• SUPPLIED PASSAGE
— BEGIN —

"(...) Since taking office in 2004, Spanish Prime Minister José Luis Rodríguez Zapatero has worked assiduously to craft his own public persona as a "convinced pacifist." His first official act as pacifist-in-chief was, famously, to withdraw Spanish troops from Iraq, a decision that was not only wildly popular with Spanish voters, but also cemented Zapatero’s pacifist credentials on the world stage.
A few months later, facing a barrage of criticism from non-pacifists at home and abroad that his Iraq policy amounted to appeasing Islamic terrorists, Zapatero reluctantly deployed extra troops to the NATO mission in Afghanistan. But just in case the deployment might cast doubt on his commitment to pacifistic ideals, Zapatero dictated strict rules of engagement that forbid Spanish troops in Afghanistan from using lethal force, a "caveat" that today essentially renders useless their presence in the country.

— END —

• EXTRACTED ENTRIES

— BEGIN —

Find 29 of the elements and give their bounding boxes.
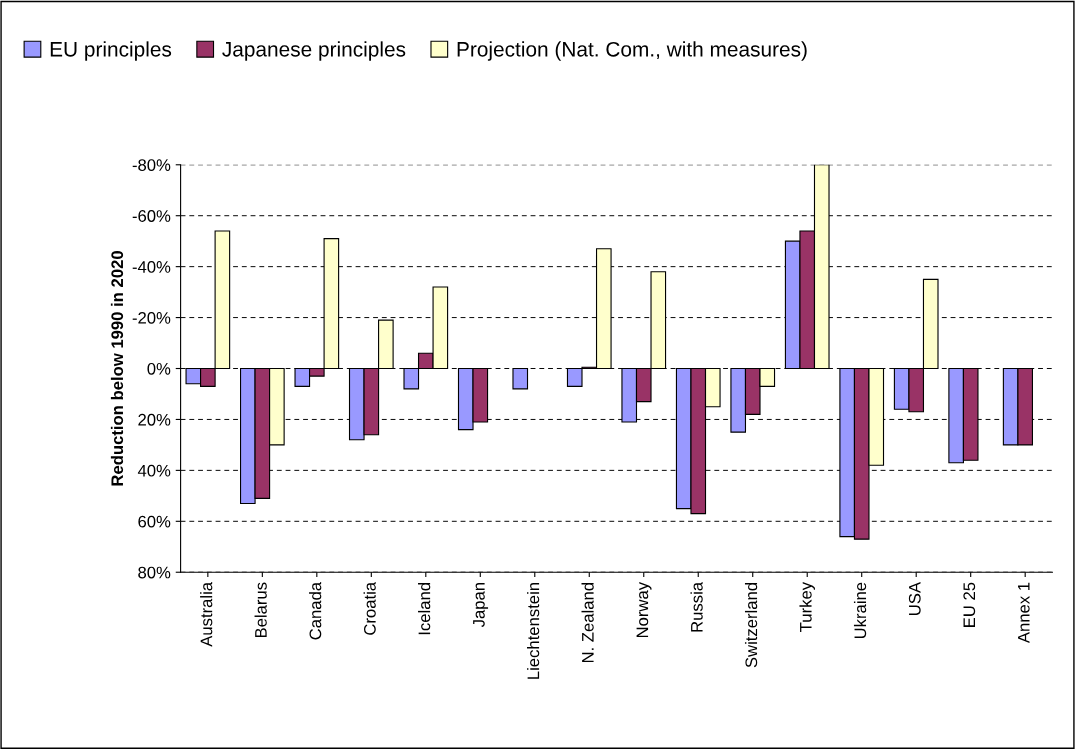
y-tick-label: -60% <box>132 210 171 222</box>
y-tick-label: 20% <box>138 413 171 426</box>
x-tick-label: Turkey <box>799 581 815 632</box>
x-tick-label: N. Zealand <box>581 583 594 663</box>
x-tick-label: Japan <box>473 583 489 628</box>
y-tick-label: -80% <box>132 159 171 171</box>
x-tick-label: Russia <box>690 581 703 632</box>
x-tick-label: Croatia <box>363 581 376 635</box>
x-tick-label: USA <box>908 581 921 615</box>
x-tick-label: Norway <box>636 581 652 638</box>
y-axis-title: Reduction below 1990 in 2020 <box>110 251 124 486</box>
y-tick-label: 80% <box>138 566 171 579</box>
y-tick-label: 60% <box>138 515 171 528</box>
legend-label: EU principles <box>50 41 172 61</box>
x-tick-label: Annex 1 <box>1018 582 1030 644</box>
y-tick-label: 0% <box>147 362 171 375</box>
x-tick-label: Iceland <box>418 583 431 635</box>
x-tick-label: Canada <box>309 581 322 640</box>
x-tick-label: Switzerland <box>744 583 758 668</box>
x-tick-label: Ukraine <box>853 582 867 639</box>
y-tick-label: -20% <box>132 311 171 324</box>
x-tick-label: Liechtenstein <box>527 583 540 679</box>
x-tick-label: EU 25 <box>963 582 976 627</box>
x-tick-label: Belarus <box>254 582 267 638</box>
y-tick-label: -40% <box>132 261 171 273</box>
y-tick-label: 40% <box>137 464 171 477</box>
legend-label: Japanese principles <box>222 41 406 61</box>
x-tick-label: Australia <box>200 581 213 647</box>
legend-label: Projection (Nat. Com., with measures) <box>457 41 807 61</box>
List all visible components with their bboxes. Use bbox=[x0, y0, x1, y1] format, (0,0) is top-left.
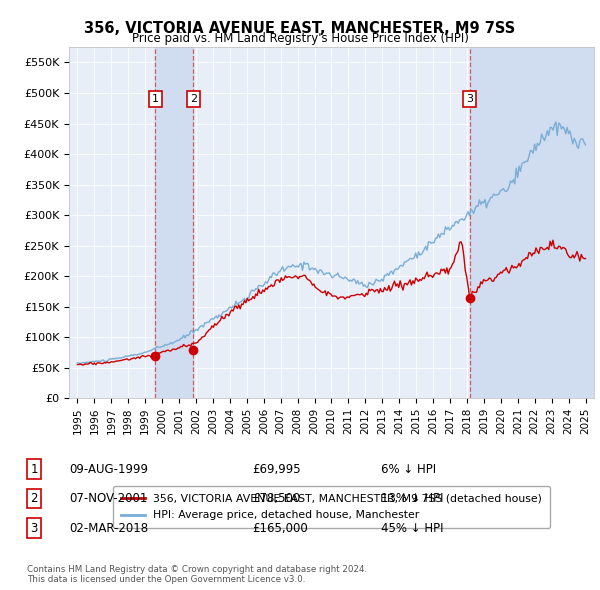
Text: 3: 3 bbox=[31, 522, 38, 535]
Text: 09-AUG-1999: 09-AUG-1999 bbox=[69, 463, 148, 476]
Text: 07-NOV-2001: 07-NOV-2001 bbox=[69, 492, 148, 505]
Bar bbox=[470, 47, 594, 398]
Text: 6% ↓ HPI: 6% ↓ HPI bbox=[381, 463, 436, 476]
Text: 1: 1 bbox=[152, 94, 159, 104]
Text: 2: 2 bbox=[190, 94, 197, 104]
Text: 1: 1 bbox=[31, 463, 38, 476]
Text: £69,995: £69,995 bbox=[252, 463, 301, 476]
Text: Contains HM Land Registry data © Crown copyright and database right 2024.
This d: Contains HM Land Registry data © Crown c… bbox=[27, 565, 367, 584]
Text: 13% ↓ HPI: 13% ↓ HPI bbox=[381, 492, 443, 505]
Text: 2: 2 bbox=[31, 492, 38, 505]
Legend: 356, VICTORIA AVENUE EAST, MANCHESTER, M9 7SS (detached house), HPI: Average pri: 356, VICTORIA AVENUE EAST, MANCHESTER, M… bbox=[113, 486, 550, 528]
Text: £78,500: £78,500 bbox=[252, 492, 300, 505]
Text: £165,000: £165,000 bbox=[252, 522, 308, 535]
Text: Price paid vs. HM Land Registry's House Price Index (HPI): Price paid vs. HM Land Registry's House … bbox=[131, 32, 469, 45]
Text: 45% ↓ HPI: 45% ↓ HPI bbox=[381, 522, 443, 535]
Bar bbox=[155, 47, 193, 398]
Text: 356, VICTORIA AVENUE EAST, MANCHESTER, M9 7SS: 356, VICTORIA AVENUE EAST, MANCHESTER, M… bbox=[85, 21, 515, 35]
Text: 02-MAR-2018: 02-MAR-2018 bbox=[69, 522, 148, 535]
Text: 3: 3 bbox=[466, 94, 473, 104]
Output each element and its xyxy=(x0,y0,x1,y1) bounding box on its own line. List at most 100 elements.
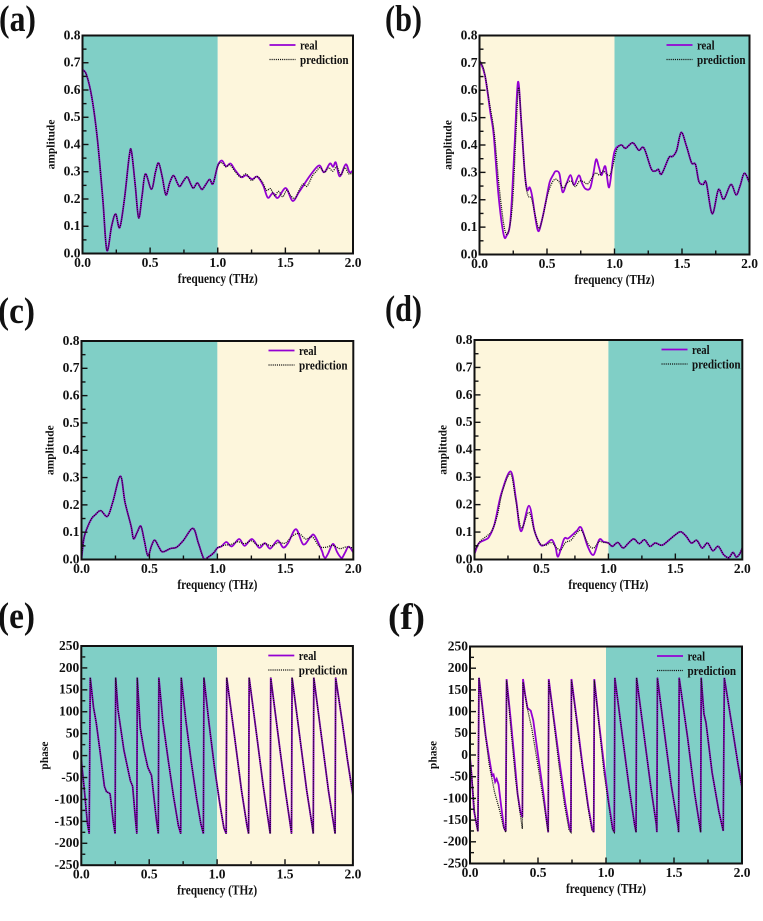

— END —

• WHAT TO WORK ON
1 – Summarize the passage on Zapatero's pacifism in two sentences.
2 – In the entries, swap "Norway" for "Sweden" and write out the lines from the one with "y-tick-label: -60% <box>132 210 171 222</box>" up to and including the one with "List all visible", leaving everything else as it stands.
The text and the entries come from unrelated sources.

• WRITTEN RESPONSES
1 – Since taking office in 2004, Spanish Prime Minister José Luis Rodríguez Zapatero has worked to build a public persona as a "convinced pacifist," starting with a withdrawal of Spanish troops from Iraq that was popular with voters and cemented his pacifist credentials. After facing criticism that this policy appeased Islamic terrorists, he reluctantly deployed extra troops to the NATO mission in Afghanistan but forbade them from using lethal force, a caveat that essentially renders their presence there useless.

2 –
y-tick-label: -60% <box>132 210 171 222</box>
y-tick-label: 20% <box>138 413 171 426</box>
x-tick-label: Turkey <box>799 581 815 632</box>
x-tick-label: N. Zealand <box>581 583 594 663</box>
x-tick-label: Japan <box>473 583 489 628</box>
y-tick-label: -80% <box>132 159 171 171</box>
x-tick-label: Russia <box>690 581 703 632</box>
x-tick-label: Croatia <box>363 581 376 635</box>
x-tick-label: USA <box>908 581 921 615</box>
x-tick-label: Sweden <box>636 581 652 638</box>
y-axis-title: Reduction below 1990 in 2020 <box>110 251 124 486</box>
y-tick-label: 80% <box>138 566 171 579</box>
y-tick-label: 60% <box>138 515 171 528</box>
legend-label: EU principles <box>50 41 172 61</box>
x-tick-label: Annex 1 <box>1018 582 1030 644</box>
y-tick-label: 0% <box>147 362 171 375</box>
x-tick-label: Iceland <box>418 583 431 635</box>
x-tick-label: Canada <box>309 581 322 640</box>
x-tick-label: Switzerland <box>744 583 758 668</box>
x-tick-label: Ukraine <box>853 582 867 639</box>
y-tick-label: -20% <box>132 311 171 324</box>
x-tick-label: Liechtenstein <box>527 583 540 679</box>
x-tick-label: EU 25 <box>963 582 976 627</box>
x-tick-label: Belarus <box>254 582 267 638</box>
y-tick-label: -40% <box>132 261 171 273</box>
y-tick-label: 40% <box>137 464 171 477</box>
legend-label: Japanese principles <box>222 41 406 61</box>
x-tick-label: Australia <box>200 581 213 647</box>
legend-label: Projection (Nat. Com., with measures) <box>457 41 807 61</box>
List all visible components with their bboxes. Use bbox=[x0, y0, x1, y1] format, (0,0) is top-left.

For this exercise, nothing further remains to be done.